RECORDS FOR THIS TASK:
/---
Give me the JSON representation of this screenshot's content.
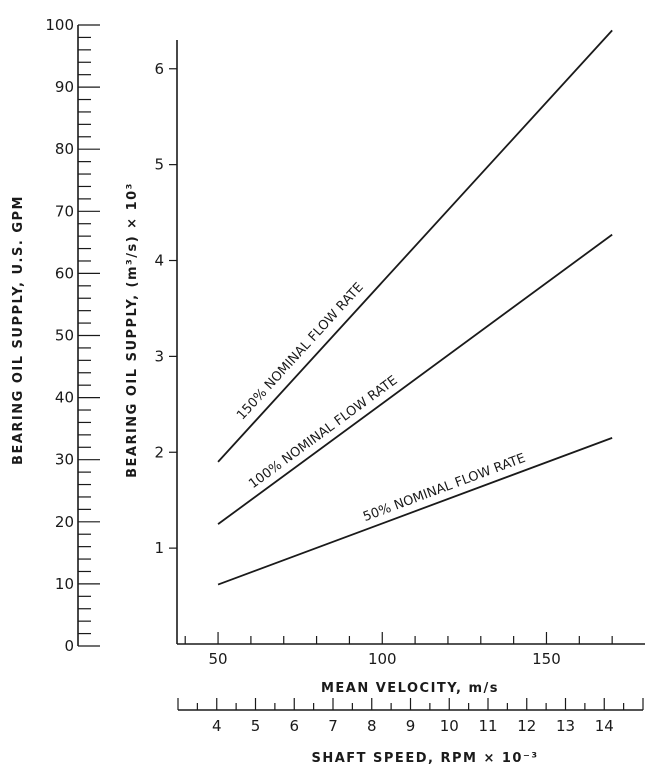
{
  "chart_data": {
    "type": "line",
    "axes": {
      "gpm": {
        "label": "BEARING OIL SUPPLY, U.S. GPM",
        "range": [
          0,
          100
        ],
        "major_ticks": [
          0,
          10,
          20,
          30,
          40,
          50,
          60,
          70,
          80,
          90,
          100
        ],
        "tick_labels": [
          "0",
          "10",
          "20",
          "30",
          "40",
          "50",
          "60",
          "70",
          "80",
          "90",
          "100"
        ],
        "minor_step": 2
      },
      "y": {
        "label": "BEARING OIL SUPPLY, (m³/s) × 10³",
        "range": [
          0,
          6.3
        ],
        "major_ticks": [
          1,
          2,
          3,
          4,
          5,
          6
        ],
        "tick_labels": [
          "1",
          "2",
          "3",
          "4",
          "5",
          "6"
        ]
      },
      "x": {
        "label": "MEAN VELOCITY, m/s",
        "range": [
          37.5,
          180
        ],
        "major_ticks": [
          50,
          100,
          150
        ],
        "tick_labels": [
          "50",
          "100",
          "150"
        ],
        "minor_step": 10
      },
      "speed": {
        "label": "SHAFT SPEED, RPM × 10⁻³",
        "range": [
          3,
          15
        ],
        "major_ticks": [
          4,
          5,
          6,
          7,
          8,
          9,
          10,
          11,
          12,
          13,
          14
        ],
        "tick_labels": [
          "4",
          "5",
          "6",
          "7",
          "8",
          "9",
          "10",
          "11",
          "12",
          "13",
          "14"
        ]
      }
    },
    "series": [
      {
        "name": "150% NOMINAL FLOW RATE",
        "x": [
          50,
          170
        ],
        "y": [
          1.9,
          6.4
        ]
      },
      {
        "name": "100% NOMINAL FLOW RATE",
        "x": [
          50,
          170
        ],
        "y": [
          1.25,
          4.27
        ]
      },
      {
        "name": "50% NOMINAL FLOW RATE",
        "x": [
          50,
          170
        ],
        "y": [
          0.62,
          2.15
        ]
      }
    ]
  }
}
\---
WRITTEN TASK: Transcribe the material exactly, and leave out whatever pictures it holds.

SOLUTION:
Give me the JSON representation of this screenshot's content.
{
  "chart_data": {
    "type": "line",
    "axes": {
      "gpm": {
        "label": "BEARING OIL SUPPLY, U.S. GPM",
        "range": [
          0,
          100
        ],
        "major_ticks": [
          0,
          10,
          20,
          30,
          40,
          50,
          60,
          70,
          80,
          90,
          100
        ],
        "tick_labels": [
          "0",
          "10",
          "20",
          "30",
          "40",
          "50",
          "60",
          "70",
          "80",
          "90",
          "100"
        ],
        "minor_step": 2
      },
      "y": {
        "label": "BEARING OIL SUPPLY, (m³/s) × 10³",
        "range": [
          0,
          6.3
        ],
        "major_ticks": [
          1,
          2,
          3,
          4,
          5,
          6
        ],
        "tick_labels": [
          "1",
          "2",
          "3",
          "4",
          "5",
          "6"
        ]
      },
      "x": {
        "label": "MEAN VELOCITY, m/s",
        "range": [
          37.5,
          180
        ],
        "major_ticks": [
          50,
          100,
          150
        ],
        "tick_labels": [
          "50",
          "100",
          "150"
        ],
        "minor_step": 10
      },
      "speed": {
        "label": "SHAFT SPEED, RPM × 10⁻³",
        "range": [
          3,
          15
        ],
        "major_ticks": [
          4,
          5,
          6,
          7,
          8,
          9,
          10,
          11,
          12,
          13,
          14
        ],
        "tick_labels": [
          "4",
          "5",
          "6",
          "7",
          "8",
          "9",
          "10",
          "11",
          "12",
          "13",
          "14"
        ]
      }
    },
    "series": [
      {
        "name": "150% NOMINAL FLOW RATE",
        "x": [
          50,
          170
        ],
        "y": [
          1.9,
          6.4
        ]
      },
      {
        "name": "100% NOMINAL FLOW RATE",
        "x": [
          50,
          170
        ],
        "y": [
          1.25,
          4.27
        ]
      },
      {
        "name": "50% NOMINAL FLOW RATE",
        "x": [
          50,
          170
        ],
        "y": [
          0.62,
          2.15
        ]
      }
    ]
  }
}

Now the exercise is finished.